▶ Given problem
Where a line contains the word "начала", copy that line.

▶ Material to process
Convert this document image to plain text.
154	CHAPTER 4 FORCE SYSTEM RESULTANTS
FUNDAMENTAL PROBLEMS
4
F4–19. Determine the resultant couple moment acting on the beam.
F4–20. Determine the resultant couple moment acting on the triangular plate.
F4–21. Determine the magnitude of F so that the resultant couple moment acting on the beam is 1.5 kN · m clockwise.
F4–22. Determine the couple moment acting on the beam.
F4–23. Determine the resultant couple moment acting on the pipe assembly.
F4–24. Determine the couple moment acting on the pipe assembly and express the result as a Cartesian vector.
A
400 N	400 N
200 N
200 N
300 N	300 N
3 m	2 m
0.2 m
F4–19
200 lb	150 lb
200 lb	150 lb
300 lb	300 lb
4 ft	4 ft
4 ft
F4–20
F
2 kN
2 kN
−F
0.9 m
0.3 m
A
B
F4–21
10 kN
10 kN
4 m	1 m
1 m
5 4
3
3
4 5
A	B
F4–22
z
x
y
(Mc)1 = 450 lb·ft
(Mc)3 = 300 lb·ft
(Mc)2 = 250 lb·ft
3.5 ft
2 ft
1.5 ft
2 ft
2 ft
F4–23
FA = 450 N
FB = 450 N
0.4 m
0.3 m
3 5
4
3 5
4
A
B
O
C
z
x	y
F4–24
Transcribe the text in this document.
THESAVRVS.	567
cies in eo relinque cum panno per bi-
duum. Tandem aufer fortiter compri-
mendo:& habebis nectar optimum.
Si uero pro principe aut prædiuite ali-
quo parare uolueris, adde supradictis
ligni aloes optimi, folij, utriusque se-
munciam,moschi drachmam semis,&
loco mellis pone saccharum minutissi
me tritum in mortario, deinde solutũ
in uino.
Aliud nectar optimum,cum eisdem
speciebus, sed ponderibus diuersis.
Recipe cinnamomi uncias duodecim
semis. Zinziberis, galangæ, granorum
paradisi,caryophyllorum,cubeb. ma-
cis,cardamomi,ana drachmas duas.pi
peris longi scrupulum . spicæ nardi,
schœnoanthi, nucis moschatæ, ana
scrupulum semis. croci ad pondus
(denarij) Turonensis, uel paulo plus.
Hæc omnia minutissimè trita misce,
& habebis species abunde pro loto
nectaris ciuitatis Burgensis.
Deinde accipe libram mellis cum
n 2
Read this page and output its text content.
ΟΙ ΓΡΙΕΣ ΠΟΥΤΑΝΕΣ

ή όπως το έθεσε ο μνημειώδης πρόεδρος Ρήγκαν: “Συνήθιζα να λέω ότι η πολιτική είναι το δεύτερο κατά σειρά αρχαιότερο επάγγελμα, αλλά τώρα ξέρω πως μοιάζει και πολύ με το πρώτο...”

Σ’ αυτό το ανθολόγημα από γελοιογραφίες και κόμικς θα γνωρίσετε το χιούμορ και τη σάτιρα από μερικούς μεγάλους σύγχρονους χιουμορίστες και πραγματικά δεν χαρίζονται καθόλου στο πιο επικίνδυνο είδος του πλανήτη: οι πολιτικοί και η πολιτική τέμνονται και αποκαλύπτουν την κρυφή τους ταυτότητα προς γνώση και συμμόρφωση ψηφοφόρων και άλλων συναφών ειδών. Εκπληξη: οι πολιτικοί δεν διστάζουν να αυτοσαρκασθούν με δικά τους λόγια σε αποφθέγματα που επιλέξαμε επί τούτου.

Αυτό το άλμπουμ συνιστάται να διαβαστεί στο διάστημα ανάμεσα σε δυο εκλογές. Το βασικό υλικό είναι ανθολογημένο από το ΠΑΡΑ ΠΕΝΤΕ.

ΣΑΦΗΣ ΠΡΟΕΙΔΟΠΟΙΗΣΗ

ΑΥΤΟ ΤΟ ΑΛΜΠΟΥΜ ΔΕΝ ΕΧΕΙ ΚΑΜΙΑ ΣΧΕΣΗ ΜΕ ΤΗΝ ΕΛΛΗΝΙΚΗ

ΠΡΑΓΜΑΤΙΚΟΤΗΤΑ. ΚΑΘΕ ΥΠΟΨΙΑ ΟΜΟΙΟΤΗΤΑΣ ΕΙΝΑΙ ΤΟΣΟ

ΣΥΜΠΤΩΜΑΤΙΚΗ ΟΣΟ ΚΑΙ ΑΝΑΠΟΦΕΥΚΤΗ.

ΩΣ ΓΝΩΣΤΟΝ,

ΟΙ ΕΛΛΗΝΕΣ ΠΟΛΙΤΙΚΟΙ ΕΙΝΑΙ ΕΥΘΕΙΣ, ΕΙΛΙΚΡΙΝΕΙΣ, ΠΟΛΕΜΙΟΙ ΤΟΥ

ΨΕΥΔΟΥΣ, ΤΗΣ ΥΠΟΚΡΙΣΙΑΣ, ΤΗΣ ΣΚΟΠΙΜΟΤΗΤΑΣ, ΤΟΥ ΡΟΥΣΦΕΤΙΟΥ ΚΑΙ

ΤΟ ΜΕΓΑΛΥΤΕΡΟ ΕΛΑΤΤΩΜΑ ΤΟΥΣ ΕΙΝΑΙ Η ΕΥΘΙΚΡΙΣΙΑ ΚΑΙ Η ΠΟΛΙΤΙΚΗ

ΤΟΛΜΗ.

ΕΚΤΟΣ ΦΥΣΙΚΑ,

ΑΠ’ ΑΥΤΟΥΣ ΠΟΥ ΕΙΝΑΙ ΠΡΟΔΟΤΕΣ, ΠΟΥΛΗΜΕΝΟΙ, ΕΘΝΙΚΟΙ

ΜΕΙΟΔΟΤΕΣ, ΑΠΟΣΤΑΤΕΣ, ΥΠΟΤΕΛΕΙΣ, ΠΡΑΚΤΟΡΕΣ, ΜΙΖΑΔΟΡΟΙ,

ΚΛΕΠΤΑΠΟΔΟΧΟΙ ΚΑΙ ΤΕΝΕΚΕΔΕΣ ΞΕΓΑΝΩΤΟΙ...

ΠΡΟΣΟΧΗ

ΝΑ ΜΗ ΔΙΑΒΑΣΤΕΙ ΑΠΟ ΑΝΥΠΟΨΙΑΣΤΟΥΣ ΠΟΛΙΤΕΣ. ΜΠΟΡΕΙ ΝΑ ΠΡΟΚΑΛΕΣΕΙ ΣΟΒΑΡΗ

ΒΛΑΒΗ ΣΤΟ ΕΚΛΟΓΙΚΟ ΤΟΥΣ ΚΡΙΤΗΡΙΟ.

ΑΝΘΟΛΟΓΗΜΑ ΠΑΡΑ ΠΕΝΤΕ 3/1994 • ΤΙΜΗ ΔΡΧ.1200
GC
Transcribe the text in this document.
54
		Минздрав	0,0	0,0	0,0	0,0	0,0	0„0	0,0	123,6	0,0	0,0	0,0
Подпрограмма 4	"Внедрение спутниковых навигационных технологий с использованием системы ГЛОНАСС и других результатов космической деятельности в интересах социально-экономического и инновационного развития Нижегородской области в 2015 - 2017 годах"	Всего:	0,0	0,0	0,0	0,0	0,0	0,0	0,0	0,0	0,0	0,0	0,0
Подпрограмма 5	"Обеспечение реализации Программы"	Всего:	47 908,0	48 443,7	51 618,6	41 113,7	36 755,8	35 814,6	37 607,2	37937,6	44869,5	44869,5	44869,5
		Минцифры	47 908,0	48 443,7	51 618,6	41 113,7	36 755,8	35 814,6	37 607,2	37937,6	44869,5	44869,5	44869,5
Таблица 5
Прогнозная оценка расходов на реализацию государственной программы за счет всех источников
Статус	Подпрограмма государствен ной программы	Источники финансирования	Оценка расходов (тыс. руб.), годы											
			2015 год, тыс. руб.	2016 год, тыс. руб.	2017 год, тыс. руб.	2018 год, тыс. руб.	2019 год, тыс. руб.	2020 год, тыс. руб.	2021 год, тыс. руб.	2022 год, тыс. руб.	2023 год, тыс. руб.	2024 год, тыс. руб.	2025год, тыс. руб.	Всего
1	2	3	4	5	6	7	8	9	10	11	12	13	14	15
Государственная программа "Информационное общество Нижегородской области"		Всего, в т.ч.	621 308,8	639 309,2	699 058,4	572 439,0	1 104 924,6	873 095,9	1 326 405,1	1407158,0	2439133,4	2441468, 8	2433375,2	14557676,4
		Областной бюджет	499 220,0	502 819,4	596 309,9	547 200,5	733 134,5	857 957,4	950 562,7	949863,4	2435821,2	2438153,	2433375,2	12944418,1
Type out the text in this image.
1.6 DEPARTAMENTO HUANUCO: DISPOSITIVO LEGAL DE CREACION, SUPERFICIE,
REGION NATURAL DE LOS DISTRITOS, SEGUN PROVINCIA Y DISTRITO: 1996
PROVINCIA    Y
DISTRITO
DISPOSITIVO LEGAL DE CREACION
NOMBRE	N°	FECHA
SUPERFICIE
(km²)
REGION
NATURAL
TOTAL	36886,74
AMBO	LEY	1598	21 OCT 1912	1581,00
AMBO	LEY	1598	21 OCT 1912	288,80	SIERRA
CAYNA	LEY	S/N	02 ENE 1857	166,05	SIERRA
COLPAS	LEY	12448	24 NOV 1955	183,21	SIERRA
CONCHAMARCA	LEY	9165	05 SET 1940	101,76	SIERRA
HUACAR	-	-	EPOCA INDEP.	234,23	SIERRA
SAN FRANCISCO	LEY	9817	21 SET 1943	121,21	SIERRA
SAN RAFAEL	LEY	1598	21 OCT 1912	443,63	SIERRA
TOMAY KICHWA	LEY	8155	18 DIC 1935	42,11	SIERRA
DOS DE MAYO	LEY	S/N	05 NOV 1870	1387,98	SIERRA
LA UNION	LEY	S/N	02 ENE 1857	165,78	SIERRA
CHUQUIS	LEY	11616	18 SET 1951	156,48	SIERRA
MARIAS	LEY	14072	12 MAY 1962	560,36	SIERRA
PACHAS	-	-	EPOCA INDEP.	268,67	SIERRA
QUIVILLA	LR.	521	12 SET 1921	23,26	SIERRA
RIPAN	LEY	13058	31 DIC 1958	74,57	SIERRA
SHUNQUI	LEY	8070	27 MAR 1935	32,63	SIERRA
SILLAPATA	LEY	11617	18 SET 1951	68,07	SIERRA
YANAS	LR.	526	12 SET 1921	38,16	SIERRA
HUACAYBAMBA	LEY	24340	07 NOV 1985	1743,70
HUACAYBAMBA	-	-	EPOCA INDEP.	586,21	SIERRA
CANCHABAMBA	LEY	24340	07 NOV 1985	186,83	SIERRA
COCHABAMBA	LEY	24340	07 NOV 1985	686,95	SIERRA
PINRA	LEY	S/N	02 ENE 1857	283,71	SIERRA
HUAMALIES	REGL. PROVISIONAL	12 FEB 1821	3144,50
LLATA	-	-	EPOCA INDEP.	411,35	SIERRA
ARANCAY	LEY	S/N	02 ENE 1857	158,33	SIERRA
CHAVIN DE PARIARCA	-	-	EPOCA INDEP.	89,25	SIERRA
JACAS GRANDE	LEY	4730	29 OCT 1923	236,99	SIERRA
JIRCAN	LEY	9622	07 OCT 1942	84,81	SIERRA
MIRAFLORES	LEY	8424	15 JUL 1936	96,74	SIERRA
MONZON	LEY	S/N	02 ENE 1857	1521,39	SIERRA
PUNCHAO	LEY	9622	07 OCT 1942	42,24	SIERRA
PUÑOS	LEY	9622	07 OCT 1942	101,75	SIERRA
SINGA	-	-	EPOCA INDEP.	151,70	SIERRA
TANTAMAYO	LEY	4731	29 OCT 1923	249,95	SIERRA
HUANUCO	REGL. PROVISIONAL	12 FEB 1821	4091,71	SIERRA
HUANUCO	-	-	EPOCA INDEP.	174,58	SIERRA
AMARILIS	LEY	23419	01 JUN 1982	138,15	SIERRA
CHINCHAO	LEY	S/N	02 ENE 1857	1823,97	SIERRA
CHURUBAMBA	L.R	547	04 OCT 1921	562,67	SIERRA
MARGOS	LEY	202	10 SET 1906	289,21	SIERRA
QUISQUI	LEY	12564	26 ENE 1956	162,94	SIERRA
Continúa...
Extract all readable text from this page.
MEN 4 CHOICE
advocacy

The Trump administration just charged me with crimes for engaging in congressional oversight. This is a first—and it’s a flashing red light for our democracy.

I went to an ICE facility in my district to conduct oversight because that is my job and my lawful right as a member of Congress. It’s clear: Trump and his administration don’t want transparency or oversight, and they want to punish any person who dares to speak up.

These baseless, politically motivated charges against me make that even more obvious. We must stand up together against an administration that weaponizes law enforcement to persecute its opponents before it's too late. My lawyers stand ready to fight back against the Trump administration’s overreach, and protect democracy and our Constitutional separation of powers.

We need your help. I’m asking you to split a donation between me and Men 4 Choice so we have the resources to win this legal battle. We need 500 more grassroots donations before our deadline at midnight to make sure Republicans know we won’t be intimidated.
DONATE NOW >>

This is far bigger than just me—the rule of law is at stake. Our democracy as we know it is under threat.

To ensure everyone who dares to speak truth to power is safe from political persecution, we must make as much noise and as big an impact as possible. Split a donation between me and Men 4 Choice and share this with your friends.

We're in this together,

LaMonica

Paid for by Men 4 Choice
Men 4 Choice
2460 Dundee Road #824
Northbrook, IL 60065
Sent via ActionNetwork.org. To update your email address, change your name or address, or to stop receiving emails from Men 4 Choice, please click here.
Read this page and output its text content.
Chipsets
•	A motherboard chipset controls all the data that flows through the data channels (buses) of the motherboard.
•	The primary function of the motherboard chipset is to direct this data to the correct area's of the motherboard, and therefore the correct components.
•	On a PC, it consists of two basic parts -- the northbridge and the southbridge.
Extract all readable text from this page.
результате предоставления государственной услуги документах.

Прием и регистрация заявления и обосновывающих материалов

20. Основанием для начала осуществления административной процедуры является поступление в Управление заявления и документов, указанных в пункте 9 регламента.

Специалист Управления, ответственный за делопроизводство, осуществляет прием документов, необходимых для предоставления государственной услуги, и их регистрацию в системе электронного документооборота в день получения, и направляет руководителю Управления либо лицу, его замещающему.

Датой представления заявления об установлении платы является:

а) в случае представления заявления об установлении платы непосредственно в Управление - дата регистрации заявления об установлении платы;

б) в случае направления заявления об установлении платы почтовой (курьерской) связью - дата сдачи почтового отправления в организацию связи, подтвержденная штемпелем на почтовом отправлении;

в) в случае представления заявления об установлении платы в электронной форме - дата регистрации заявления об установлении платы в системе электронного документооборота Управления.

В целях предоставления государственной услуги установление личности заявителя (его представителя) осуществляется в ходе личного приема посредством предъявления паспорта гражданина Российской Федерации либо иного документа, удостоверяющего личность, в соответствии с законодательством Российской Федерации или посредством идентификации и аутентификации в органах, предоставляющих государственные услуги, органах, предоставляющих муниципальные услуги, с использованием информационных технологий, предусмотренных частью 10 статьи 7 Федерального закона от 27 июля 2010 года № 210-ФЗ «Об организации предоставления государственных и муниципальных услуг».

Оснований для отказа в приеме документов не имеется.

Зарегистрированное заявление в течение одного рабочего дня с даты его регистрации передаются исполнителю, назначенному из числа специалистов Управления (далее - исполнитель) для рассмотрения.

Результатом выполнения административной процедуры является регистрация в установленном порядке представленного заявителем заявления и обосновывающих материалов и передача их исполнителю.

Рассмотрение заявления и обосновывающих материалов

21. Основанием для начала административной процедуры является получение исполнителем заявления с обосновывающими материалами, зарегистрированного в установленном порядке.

▶ Result of the exercise
20. Основанием для начала осуществления административной процедуры является поступление в Управление заявления и документов, указанных в пункте 9 регламента.
21. Основанием для начала административной процедуры является получение исполнителем заявления с обосновывающими материалами, зарегистрированного в установленном порядке.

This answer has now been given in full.